NEWARK, N.J. - Both coaches showed guts in changing their lineups in the middle of the Stanley Cup finals to insert previously injured key members of their clubs that hadn't seen game action in months.

Los Angeles' Darryl Sutter and New Jersey counterpart Peter DeBoer have both been rewarded for their bravery.

Devils defenceman Henrik Tallinder made his debut in these playoffs on Wednesday night in Game 4, replacing Peter Harrold after being out since Jan. 17 because of a blood clot. Tallinder jumped right back into the flow, logging nearly 20 minutes of ice time and being used on the power play and to kill penalties.

DeBoer also swapped in veteran forward Petr Sykora in place of Jacob Josefson after not using the healthy Sykora since earlier in the post-season.

Whether it was a coincidence or not, the Devils stayed alive in the finals by winning 3-1 and cutting the Kings' series lead to 3-1.

"It's a lot of words: excitement, nervous, happy," Tallinder said of his Stanley Cup finals appearance. "I mean there were so many emotions out there. I just enjoyed it. It was so much fun. It's another level, even from the conference finals to go to the finals."

He almost didn't get the chance. DeBoer originally told Tallinder that he wouldn't be in the Game 4 lineup, but then changed his mind.

"I knew he was ready to go. He had made that clear," DeBoer said Friday. "I'd explained to him I felt that Peter Harrold and (Anton) Volchenkov had done a real good job for us. It was going to be tough to take those guys out of the lineup.
+++
- _Tasks to perform_
A. Write out the passage of the hockey article starting at "NEWARK, N.J. - Both" and ending at "in the post-season.", word for word.
B. Give the listing below again in full, reproducing every line of it without any change.
+++
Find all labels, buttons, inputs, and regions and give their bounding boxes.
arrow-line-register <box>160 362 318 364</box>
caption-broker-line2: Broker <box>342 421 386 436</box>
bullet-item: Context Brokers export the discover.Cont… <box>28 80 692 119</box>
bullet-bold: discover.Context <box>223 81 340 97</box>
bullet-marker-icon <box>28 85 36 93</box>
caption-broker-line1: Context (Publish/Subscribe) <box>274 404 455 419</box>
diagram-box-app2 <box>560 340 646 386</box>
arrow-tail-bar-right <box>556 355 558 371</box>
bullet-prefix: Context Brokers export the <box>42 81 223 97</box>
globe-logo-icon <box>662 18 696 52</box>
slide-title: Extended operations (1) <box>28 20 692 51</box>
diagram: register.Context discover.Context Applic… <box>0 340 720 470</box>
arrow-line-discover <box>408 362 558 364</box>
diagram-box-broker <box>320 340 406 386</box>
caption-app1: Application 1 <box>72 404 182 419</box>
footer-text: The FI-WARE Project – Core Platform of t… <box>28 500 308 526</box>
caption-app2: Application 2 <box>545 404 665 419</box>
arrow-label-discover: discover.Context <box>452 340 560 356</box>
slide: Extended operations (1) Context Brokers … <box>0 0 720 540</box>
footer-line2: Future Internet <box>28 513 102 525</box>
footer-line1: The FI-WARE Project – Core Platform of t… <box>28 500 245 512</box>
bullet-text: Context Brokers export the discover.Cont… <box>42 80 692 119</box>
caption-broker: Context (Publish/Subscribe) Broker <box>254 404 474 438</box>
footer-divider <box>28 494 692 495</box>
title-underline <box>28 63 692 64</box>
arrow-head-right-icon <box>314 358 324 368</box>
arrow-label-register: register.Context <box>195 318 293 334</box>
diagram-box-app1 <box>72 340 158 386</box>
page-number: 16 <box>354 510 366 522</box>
+++
- _Outputs for the tasks_
A.
NEWARK, N.J. - Both coaches showed guts in changing their lineups in the middle of the Stanley Cup finals to insert previously injured key members of their clubs that hadn't seen game action in months.

Los Angeles' Darryl Sutter and New Jersey counterpart Peter DeBoer have both been rewarded for their bravery.

Devils defenceman Henrik Tallinder made his debut in these playoffs on Wednesday night in Game 4, replacing Peter Harrold after being out since Jan. 17 because of a blood clot. Tallinder jumped right back into the flow, logging nearly 20 minutes of ice time and being used on the power play and to kill penalties.

DeBoer also swapped in veteran forward Petr Sykora in place of Jacob Josefson after not using the healthy Sykora since earlier in the post-season.

B.
Find all labels, buttons, inputs, and regions and give their bounding boxes.
arrow-line-register <box>160 362 318 364</box>
caption-broker-line2: Broker <box>342 421 386 436</box>
bullet-item: Context Brokers export the discover.Cont… <box>28 80 692 119</box>
bullet-bold: discover.Context <box>223 81 340 97</box>
bullet-marker-icon <box>28 85 36 93</box>
caption-broker-line1: Context (Publish/Subscribe) <box>274 404 455 419</box>
diagram-box-app2 <box>560 340 646 386</box>
arrow-tail-bar-right <box>556 355 558 371</box>
bullet-prefix: Context Brokers export the <box>42 81 223 97</box>
globe-logo-icon <box>662 18 696 52</box>
slide-title: Extended operations (1) <box>28 20 692 51</box>
diagram: register.Context discover.Context Applic… <box>0 340 720 470</box>
arrow-line-discover <box>408 362 558 364</box>
diagram-box-broker <box>320 340 406 386</box>
caption-app1: Application 1 <box>72 404 182 419</box>
footer-text: The FI-WARE Project – Core Platform of t… <box>28 500 308 526</box>
caption-app2: Application 2 <box>545 404 665 419</box>
arrow-label-discover: discover.Context <box>452 340 560 356</box>
slide: Extended operations (1) Context Brokers … <box>0 0 720 540</box>
footer-line2: Future Internet <box>28 513 102 525</box>
footer-line1: The FI-WARE Project – Core Platform of t… <box>28 500 245 512</box>
bullet-text: Context Brokers export the discover.Cont… <box>42 80 692 119</box>
caption-broker: Context (Publish/Subscribe) Broker <box>254 404 474 438</box>
footer-divider <box>28 494 692 495</box>
title-underline <box>28 63 692 64</box>
arrow-head-right-icon <box>314 358 324 368</box>
arrow-label-register: register.Context <box>195 318 293 334</box>
diagram-box-app1 <box>72 340 158 386</box>
page-number: 16 <box>354 510 366 522</box>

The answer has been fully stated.